Set problem:
All of the data that follows should be retyped exactly, please, except the pictures.

Extracted records:
......

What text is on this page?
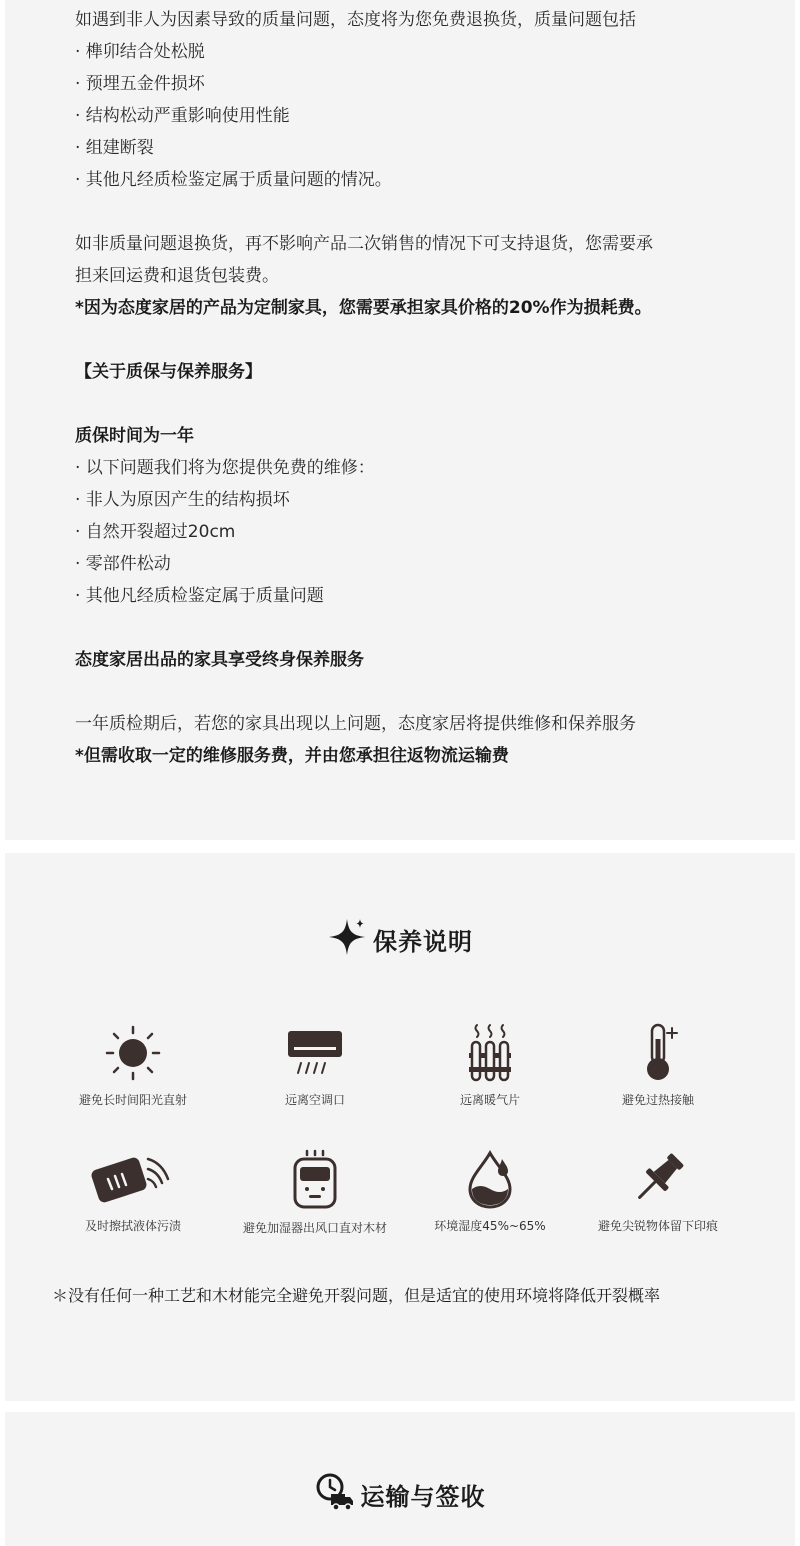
如遇到非人为因素导致的质量问题，态度将为您免费退换货，质量问题包括
· 榫卯结合处松脱
· 预埋五金件损坏
· 结构松动严重影响使用性能
· 组建断裂
· 其他凡经质检鉴定属于质量问题的情况。
如非质量问题退换货，再不影响产品二次销售的情况下可支持退货，您需要承
担来回运费和退货包装费。
*因为态度家居的产品为定制家具，您需要承担家具价格的20%作为损耗费。
【关于质保与保养服务】
质保时间为一年
· 以下问题我们将为您提供免费的维修：
· 非人为原因产生的结构损坏
· 自然开裂超过20cm
· 零部件松动
· 其他凡经质检鉴定属于质量问题
态度家居出品的家具享受终身保养服务
一年质检期后，若您的家具出现以上问题，态度家居将提供维修和保养服务
*但需收取一定的维修服务费，并由您承担往返物流运输费
保养说明
避免长时间阳光直射	远离空调口	远离暖气片	避免过热接触
及时擦拭液体污渍	避免加湿器出风口直对木材	环境湿度45%~65%	避免尖锐物体留下印痕
＊没有任何一种工艺和木材能完全避免开裂问题，但是适宜的使用环境将降低开裂概率
运输与签收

......

Answer to this problem:
What text is on this page?
如遇到非人为因素导致的质量问题，态度将为您免费退换货，质量问题包括
· 榫卯结合处松脱
· 预埋五金件损坏
· 结构松动严重影响使用性能
· 组建断裂
· 其他凡经质检鉴定属于质量问题的情况。
如非质量问题退换货，再不影响产品二次销售的情况下可支持退货，您需要承
担来回运费和退货包装费。
*因为态度家居的产品为定制家具，您需要承担家具价格的20%作为损耗费。
【关于质保与保养服务】
质保时间为一年
· 以下问题我们将为您提供免费的维修：
· 非人为原因产生的结构损坏
· 自然开裂超过20cm
· 零部件松动
· 其他凡经质检鉴定属于质量问题
态度家居出品的家具享受终身保养服务
一年质检期后，若您的家具出现以上问题，态度家居将提供维修和保养服务
*但需收取一定的维修服务费，并由您承担往返物流运输费
保养说明
避免长时间阳光直射	远离空调口	远离暖气片	避免过热接触
及时擦拭液体污渍	避免加湿器出风口直对木材	环境湿度45%~65%	避免尖锐物体留下印痕
＊没有任何一种工艺和木材能完全避免开裂问题，但是适宜的使用环境将降低开裂概率
运输与签收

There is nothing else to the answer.